[Short exercise] Using the records provided below, locate and copy each line that contains the word "الأبيات".

[Records from a data collection]
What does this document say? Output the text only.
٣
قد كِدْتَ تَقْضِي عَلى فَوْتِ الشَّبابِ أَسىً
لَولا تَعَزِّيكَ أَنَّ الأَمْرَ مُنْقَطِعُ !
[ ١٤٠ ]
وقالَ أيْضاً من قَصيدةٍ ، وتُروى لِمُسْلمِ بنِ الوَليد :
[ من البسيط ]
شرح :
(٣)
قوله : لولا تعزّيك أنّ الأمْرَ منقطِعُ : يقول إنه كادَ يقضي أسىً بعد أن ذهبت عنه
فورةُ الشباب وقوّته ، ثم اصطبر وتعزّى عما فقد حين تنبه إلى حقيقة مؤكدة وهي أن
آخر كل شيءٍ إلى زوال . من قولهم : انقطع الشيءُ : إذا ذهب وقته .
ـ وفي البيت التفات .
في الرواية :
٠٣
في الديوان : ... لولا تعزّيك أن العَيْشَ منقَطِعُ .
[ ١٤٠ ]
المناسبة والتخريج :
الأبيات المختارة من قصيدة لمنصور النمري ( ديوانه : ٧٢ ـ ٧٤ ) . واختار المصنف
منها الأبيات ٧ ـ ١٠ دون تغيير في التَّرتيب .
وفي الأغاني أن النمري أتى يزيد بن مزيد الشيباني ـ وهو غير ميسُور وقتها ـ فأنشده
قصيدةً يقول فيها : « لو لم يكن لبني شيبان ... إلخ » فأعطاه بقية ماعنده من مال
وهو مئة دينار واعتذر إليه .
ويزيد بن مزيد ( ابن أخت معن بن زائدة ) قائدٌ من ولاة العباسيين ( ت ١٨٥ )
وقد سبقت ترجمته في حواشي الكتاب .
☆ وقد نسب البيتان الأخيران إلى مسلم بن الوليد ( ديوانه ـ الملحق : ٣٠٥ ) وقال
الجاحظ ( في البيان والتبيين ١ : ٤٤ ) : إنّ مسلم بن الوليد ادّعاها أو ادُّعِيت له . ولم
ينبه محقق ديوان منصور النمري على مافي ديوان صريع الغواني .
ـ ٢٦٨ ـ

[Solution to this task]
الأبيات المختارة من قصيدة لمنصور النمري ( ديوانه : ٧٢ ـ ٧٤ ) . واختار المصنف
منها الأبيات ٧ ـ ١٠ دون تغيير في التَّرتيب .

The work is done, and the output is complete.